→ **GIVEN EXERCISE**
Reproduce the entries exactly.

→ **DATA PROVIDED**
---------------

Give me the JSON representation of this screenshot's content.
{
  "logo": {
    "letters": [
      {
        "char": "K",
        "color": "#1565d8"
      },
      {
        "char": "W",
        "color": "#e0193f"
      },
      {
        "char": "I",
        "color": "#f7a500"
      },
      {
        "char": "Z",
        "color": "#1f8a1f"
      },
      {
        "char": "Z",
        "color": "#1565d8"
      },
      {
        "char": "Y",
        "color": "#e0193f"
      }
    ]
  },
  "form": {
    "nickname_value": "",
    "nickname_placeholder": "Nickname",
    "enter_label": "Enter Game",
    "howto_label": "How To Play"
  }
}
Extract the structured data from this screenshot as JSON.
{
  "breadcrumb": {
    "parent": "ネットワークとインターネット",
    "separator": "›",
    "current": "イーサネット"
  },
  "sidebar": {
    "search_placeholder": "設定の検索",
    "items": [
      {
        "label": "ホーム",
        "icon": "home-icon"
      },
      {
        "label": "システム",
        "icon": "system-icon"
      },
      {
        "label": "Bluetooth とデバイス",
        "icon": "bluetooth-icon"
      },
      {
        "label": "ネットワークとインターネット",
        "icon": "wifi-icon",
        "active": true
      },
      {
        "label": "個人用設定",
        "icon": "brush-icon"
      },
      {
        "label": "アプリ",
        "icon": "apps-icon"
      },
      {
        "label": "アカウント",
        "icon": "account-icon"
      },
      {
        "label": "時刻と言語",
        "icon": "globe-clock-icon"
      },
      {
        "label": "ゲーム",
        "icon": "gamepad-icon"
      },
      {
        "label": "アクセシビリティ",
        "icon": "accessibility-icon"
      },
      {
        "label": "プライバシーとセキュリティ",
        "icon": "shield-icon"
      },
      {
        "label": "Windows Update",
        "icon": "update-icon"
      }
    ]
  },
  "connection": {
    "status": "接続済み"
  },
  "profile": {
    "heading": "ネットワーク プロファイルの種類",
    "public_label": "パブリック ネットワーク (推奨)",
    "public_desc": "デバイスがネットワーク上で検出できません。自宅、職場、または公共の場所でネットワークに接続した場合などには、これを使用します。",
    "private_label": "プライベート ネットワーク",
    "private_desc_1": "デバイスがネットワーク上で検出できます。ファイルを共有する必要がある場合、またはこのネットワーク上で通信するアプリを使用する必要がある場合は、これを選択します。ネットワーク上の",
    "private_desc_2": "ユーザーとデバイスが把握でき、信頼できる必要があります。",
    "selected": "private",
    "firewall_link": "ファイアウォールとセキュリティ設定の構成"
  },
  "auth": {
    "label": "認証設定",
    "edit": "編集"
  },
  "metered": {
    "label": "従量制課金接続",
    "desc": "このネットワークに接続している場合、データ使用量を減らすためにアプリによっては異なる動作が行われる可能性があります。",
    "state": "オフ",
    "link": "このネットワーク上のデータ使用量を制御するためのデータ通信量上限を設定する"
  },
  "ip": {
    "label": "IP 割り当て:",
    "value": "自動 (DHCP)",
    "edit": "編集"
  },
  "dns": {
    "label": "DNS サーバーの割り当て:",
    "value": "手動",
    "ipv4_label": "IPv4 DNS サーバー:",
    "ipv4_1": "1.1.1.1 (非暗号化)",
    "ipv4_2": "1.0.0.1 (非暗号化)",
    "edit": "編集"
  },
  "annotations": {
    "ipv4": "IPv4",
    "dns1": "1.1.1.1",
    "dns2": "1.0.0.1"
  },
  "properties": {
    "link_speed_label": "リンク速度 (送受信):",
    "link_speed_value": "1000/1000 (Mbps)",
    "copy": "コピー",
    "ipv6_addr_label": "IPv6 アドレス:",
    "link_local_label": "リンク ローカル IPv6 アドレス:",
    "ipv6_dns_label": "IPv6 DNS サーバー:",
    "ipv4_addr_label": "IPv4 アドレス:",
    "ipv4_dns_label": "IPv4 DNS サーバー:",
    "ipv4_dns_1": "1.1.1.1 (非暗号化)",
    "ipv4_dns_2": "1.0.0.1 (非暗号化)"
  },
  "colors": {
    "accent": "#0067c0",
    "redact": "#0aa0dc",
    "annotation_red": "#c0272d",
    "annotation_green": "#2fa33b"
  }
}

---------------

→ **REPLY TO THE TASK**
Give me the JSON representation of this screenshot's content.
{
  "logo": {
    "letters": [
      {
        "char": "K",
        "color": "#1565d8"
      },
      {
        "char": "W",
        "color": "#e0193f"
      },
      {
        "char": "I",
        "color": "#f7a500"
      },
      {
        "char": "Z",
        "color": "#1f8a1f"
      },
      {
        "char": "Z",
        "color": "#1565d8"
      },
      {
        "char": "Y",
        "color": "#e0193f"
      }
    ]
  },
  "form": {
    "nickname_value": "",
    "nickname_placeholder": "Nickname",
    "enter_label": "Enter Game",
    "howto_label": "How To Play"
  }
}
Extract the structured data from this screenshot as JSON.
{
  "breadcrumb": {
    "parent": "ネットワークとインターネット",
    "separator": "›",
    "current": "イーサネット"
  },
  "sidebar": {
    "search_placeholder": "設定の検索",
    "items": [
      {
        "label": "ホーム",
        "icon": "home-icon"
      },
      {
        "label": "システム",
        "icon": "system-icon"
      },
      {
        "label": "Bluetooth とデバイス",
        "icon": "bluetooth-icon"
      },
      {
        "label": "ネットワークとインターネット",
        "icon": "wifi-icon",
        "active": true
      },
      {
        "label": "個人用設定",
        "icon": "brush-icon"
      },
      {
        "label": "アプリ",
        "icon": "apps-icon"
      },
      {
        "label": "アカウント",
        "icon": "account-icon"
      },
      {
        "label": "時刻と言語",
        "icon": "globe-clock-icon"
      },
      {
        "label": "ゲーム",
        "icon": "gamepad-icon"
      },
      {
        "label": "アクセシビリティ",
        "icon": "accessibility-icon"
      },
      {
        "label": "プライバシーとセキュリティ",
        "icon": "shield-icon"
      },
      {
        "label": "Windows Update",
        "icon": "update-icon"
      }
    ]
  },
  "connection": {
    "status": "接続済み"
  },
  "profile": {
    "heading": "ネットワーク プロファイルの種類",
    "public_label": "パブリック ネットワーク (推奨)",
    "public_desc": "デバイスがネットワーク上で検出できません。自宅、職場、または公共の場所でネットワークに接続した場合などには、これを使用します。",
    "private_label": "プライベート ネットワーク",
    "private_desc_1": "デバイスがネットワーク上で検出できます。ファイルを共有する必要がある場合、またはこのネットワーク上で通信するアプリを使用する必要がある場合は、これを選択します。ネットワーク上の",
    "private_desc_2": "ユーザーとデバイスが把握でき、信頼できる必要があります。",
    "selected": "private",
    "firewall_link": "ファイアウォールとセキュリティ設定の構成"
  },
  "auth": {
    "label": "認証設定",
    "edit": "編集"
  },
  "metered": {
    "label": "従量制課金接続",
    "desc": "このネットワークに接続している場合、データ使用量を減らすためにアプリによっては異なる動作が行われる可能性があります。",
    "state": "オフ",
    "link": "このネットワーク上のデータ使用量を制御するためのデータ通信量上限を設定する"
  },
  "ip": {
    "label": "IP 割り当て:",
    "value": "自動 (DHCP)",
    "edit": "編集"
  },
  "dns": {
    "label": "DNS サーバーの割り当て:",
    "value": "手動",
    "ipv4_label": "IPv4 DNS サーバー:",
    "ipv4_1": "1.1.1.1 (非暗号化)",
    "ipv4_2": "1.0.0.1 (非暗号化)",
    "edit": "編集"
  },
  "annotations": {
    "ipv4": "IPv4",
    "dns1": "1.1.1.1",
    "dns2": "1.0.0.1"
  },
  "properties": {
    "link_speed_label": "リンク速度 (送受信):",
    "link_speed_value": "1000/1000 (Mbps)",
    "copy": "コピー",
    "ipv6_addr_label": "IPv6 アドレス:",
    "link_local_label": "リンク ローカル IPv6 アドレス:",
    "ipv6_dns_label": "IPv6 DNS サーバー:",
    "ipv4_addr_label": "IPv4 アドレス:",
    "ipv4_dns_label": "IPv4 DNS サーバー:",
    "ipv4_dns_1": "1.1.1.1 (非暗号化)",
    "ipv4_dns_2": "1.0.0.1 (非暗号化)"
  },
  "colors": {
    "accent": "#0067c0",
    "redact": "#0aa0dc",
    "annotation_red": "#c0272d",
    "annotation_green": "#2fa33b"
  }
}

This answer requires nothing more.